**Activity list:**
1 – Copy out word for word the part of the C++-sig post on nested wrapped classes that opens with the words containing "[C++-sig] A wrapped" and closes with "get an error.".
2 – Resume the C++-sig post about one wrapped class holding another, carrying on from its final line.

**Selected passage:**
_ _ _

[C++-sig] A wrapped class contains another wrapped class. Hilarity ensues.

Matthew Scouten matthew.scouten at gmail.com
Fri Nov 16 21:31:24 CET 2007


I have 2 c++ classes called foo and bar. I wrapped both. bar contains a foo
as a public data member. foo contains a function called get_buffer that is
exported as "__str__" and as the getter of the property 'buffer'

if I construct a foo, I can call that function with no problem.
if I create a bar and try to call the function on its foo I get an error.

My C++ and B::P code:

class foo
{
public:

    foo() {std::strcpy(buffer, "good bye cruel world!\0\0");}
    char buffer[24];
};

struct foo_wrapper : foo , wrapper<foo>
{
        foo_wrapper(const foo& f);
        foo_wrapper();

        //property getters
        std::string get_buffer() const;
};

foo_wrapper::foo_wrapper(const foo& exch): foo(exch), wrapper<foo>(){}

foo_wrapper::foo_wrapper(): foo(), wrapper<foo>(){}

std::string foo_wrapper::get_buffer() const
{
    return std::string(foo::buffer);
}


class bar
{
public:
    foo f;
};

class bar_wrapper: public bar, public wrapper<bar>
{
public:
    bar_wrapper();
    bar_wrapper(const bar &);
};

bar_wrapper::bar_wrapper() : bar(), wrapper<bar>(){}

bar_wrapper::bar_wrapper(const bar &bb ) : bar(bb), wrapper<bar>(){}

BOOST_PYTHON_MODULE(BusyBox)

_ _ _

**Extracted information:**

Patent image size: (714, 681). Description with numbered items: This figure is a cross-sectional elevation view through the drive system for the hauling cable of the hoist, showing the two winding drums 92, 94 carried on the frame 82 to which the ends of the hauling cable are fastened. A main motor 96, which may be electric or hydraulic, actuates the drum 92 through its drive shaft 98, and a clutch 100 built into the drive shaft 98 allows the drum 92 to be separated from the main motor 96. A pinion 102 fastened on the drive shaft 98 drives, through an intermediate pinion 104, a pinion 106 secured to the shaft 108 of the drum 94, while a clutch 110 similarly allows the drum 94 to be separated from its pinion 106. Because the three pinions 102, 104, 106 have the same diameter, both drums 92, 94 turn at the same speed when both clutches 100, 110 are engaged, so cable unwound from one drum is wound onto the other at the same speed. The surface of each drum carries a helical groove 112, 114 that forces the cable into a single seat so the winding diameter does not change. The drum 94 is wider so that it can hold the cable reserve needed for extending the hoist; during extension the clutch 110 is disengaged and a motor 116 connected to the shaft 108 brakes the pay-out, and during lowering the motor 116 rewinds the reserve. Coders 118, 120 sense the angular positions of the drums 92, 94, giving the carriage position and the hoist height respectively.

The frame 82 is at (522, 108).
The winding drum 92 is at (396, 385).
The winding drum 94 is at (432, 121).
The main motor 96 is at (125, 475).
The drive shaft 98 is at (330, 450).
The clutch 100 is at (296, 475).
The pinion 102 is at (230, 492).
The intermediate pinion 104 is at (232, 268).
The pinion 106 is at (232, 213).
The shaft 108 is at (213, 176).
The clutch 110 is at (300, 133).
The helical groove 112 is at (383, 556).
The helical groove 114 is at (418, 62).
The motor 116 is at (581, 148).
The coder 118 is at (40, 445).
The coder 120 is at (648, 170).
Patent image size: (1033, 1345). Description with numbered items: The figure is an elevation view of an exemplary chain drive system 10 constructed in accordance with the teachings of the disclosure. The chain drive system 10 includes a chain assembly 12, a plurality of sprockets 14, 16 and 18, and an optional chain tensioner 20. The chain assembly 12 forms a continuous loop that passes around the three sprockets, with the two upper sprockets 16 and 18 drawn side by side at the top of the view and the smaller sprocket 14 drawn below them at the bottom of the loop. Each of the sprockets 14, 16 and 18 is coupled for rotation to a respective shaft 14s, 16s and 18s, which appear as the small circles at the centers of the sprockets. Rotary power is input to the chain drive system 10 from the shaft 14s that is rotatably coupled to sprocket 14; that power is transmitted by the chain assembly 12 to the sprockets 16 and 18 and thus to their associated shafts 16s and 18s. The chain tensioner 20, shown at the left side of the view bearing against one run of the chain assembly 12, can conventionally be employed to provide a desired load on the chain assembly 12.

_ _ _

**Responses in order:**
1 –
[C++-sig] A wrapped class contains another wrapped class. Hilarity ensues.

Matthew Scouten matthew.scouten at gmail.com
Fri Nov 16 21:31:24 CET 2007


I have 2 c++ classes called foo and bar. I wrapped both. bar contains a foo
as a public data member. foo contains a function called get_buffer that is
exported as "__str__" and as the getter of the property 'buffer'

if I construct a foo, I can call that function with no problem.
if I create a bar and try to call the function on its foo I get an error.

2 –
{

    class_<foo_wrapper>("foo")
        .def(init<>())
        .add_property("buffer", &foo_wrapper::get_buffer)
        .def("__str__", &foo_wrapper::get_buffer)
        ;

    class_<bar_wrapper>("bar")
        .def_readwrite("f", &bar::f)
        ;
}

A REPL session that demos the errors:>>> from BusyBox import *
>>> f1 = foo()
>>>
>>> f1.buffer
'good bye cruel world!'
>>> str(f1)
'good bye cruel world!'
>>>
>>> b1 = bar()
>>>
>>> b1.f.buffer #Generates error
Traceback (most recent call last):
  File "<stdin>", line 1, in <module>
Boost.Python.ArgumentError: Python argument types in
    None.None(foo)
did not match C++ signature:
    None(struct foo_wrapper {lvalue})
>>> str(b1.f)   #Generates error
Traceback (most recent call last):
  File "<stdin>", line 1, in <module>
Boost.Python.ArgumentError: Python argument types in
    foo.__str__(foo)
did not match C++ signature:
    __str__(struct foo_wrapper {lvalue})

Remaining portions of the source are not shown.